Excerpt from a dataset

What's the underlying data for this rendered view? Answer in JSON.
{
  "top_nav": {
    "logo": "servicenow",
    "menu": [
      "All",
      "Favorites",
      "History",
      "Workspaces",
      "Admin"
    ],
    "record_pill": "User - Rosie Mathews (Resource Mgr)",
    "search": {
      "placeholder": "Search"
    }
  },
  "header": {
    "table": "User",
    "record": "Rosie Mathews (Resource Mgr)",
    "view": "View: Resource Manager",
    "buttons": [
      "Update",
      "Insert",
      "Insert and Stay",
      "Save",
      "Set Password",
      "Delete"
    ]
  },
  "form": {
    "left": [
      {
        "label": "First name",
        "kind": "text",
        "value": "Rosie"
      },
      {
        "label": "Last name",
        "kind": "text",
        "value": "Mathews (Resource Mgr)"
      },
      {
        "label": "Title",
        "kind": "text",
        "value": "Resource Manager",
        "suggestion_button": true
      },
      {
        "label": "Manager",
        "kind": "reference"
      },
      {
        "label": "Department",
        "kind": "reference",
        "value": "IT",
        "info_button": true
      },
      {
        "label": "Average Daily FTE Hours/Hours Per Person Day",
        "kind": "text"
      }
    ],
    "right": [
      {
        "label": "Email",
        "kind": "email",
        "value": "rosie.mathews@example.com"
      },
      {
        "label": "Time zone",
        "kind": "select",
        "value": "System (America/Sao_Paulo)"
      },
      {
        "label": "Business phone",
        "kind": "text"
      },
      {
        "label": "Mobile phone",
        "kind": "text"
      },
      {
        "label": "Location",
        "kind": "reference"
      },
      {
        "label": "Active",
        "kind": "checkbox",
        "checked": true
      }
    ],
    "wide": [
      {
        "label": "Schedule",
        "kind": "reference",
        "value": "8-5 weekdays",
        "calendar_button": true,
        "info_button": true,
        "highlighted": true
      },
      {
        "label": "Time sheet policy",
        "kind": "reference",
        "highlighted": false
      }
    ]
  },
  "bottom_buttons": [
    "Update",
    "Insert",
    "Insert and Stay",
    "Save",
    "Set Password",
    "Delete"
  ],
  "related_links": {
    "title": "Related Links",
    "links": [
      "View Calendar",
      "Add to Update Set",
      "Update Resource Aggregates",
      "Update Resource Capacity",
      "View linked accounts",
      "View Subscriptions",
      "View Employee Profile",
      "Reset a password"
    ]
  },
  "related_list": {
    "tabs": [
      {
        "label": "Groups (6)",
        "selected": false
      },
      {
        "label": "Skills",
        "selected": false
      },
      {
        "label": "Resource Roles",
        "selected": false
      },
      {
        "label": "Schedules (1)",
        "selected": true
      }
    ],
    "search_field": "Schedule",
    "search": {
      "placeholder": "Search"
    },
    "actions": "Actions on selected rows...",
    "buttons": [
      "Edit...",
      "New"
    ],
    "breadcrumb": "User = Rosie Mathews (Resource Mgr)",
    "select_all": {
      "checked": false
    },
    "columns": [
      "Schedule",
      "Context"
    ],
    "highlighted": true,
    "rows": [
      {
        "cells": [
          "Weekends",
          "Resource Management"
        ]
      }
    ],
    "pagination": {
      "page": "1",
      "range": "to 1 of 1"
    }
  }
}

**Aim of the exercise**
Repeat the records exactly, including every line.

**Expected answer**
What's the underlying data for this rendered view? Answer in JSON.
{
  "top_nav": {
    "logo": "servicenow",
    "menu": [
      "All",
      "Favorites",
      "History",
      "Workspaces",
      "Admin"
    ],
    "record_pill": "User - Rosie Mathews (Resource Mgr)",
    "search": {
      "placeholder": "Search"
    }
  },
  "header": {
    "table": "User",
    "record": "Rosie Mathews (Resource Mgr)",
    "view": "View: Resource Manager",
    "buttons": [
      "Update",
      "Insert",
      "Insert and Stay",
      "Save",
      "Set Password",
      "Delete"
    ]
  },
  "form": {
    "left": [
      {
        "label": "First name",
        "kind": "text",
        "value": "Rosie"
      },
      {
        "label": "Last name",
        "kind": "text",
        "value": "Mathews (Resource Mgr)"
      },
      {
        "label": "Title",
        "kind": "text",
        "value": "Resource Manager",
        "suggestion_button": true
      },
      {
        "label": "Manager",
        "kind": "reference"
      },
      {
        "label": "Department",
        "kind": "reference",
        "value": "IT",
        "info_button": true
      },
      {
        "label": "Average Daily FTE Hours/Hours Per Person Day",
        "kind": "text"
      }
    ],
    "right": [
      {
        "label": "Email",
        "kind": "email",
        "value": "rosie.mathews@example.com"
      },
      {
        "label": "Time zone",
        "kind": "select",
        "value": "System (America/Sao_Paulo)"
      },
      {
        "label": "Business phone",
        "kind": "text"
      },
      {
        "label": "Mobile phone",
        "kind": "text"
      },
      {
        "label": "Location",
        "kind": "reference"
      },
      {
        "label": "Active",
        "kind": "checkbox",
        "checked": true
      }
    ],
    "wide": [
      {
        "label": "Schedule",
        "kind": "reference",
        "value": "8-5 weekdays",
        "calendar_button": true,
        "info_button": true,
        "highlighted": true
      },
      {
        "label": "Time sheet policy",
        "kind": "reference",
        "highlighted": false
      }
    ]
  },
  "bottom_buttons": [
    "Update",
    "Insert",
    "Insert and Stay",
    "Save",
    "Set Password",
    "Delete"
  ],
  "related_links": {
    "title": "Related Links",
    "links": [
      "View Calendar",
      "Add to Update Set",
      "Update Resource Aggregates",
      "Update Resource Capacity",
      "View linked accounts",
      "View Subscriptions",
      "View Employee Profile",
      "Reset a password"
    ]
  },
  "related_list": {
    "tabs": [
      {
        "label": "Groups (6)",
        "selected": false
      },
      {
        "label": "Skills",
        "selected": false
      },
      {
        "label": "Resource Roles",
        "selected": false
      },
      {
        "label": "Schedules (1)",
        "selected": true
      }
    ],
    "search_field": "Schedule",
    "search": {
      "placeholder": "Search"
    },
    "actions": "Actions on selected rows...",
    "buttons": [
      "Edit...",
      "New"
    ],
    "breadcrumb": "User = Rosie Mathews (Resource Mgr)",
    "select_all": {
      "checked": false
    },
    "columns": [
      "Schedule",
      "Context"
    ],
    "highlighted": true,
    "rows": [
      {
        "cells": [
          "Weekends",
          "Resource Management"
        ]
      }
    ],
    "pagination": {
      "page": "1",
      "range": "to 1 of 1"
    }
  }
}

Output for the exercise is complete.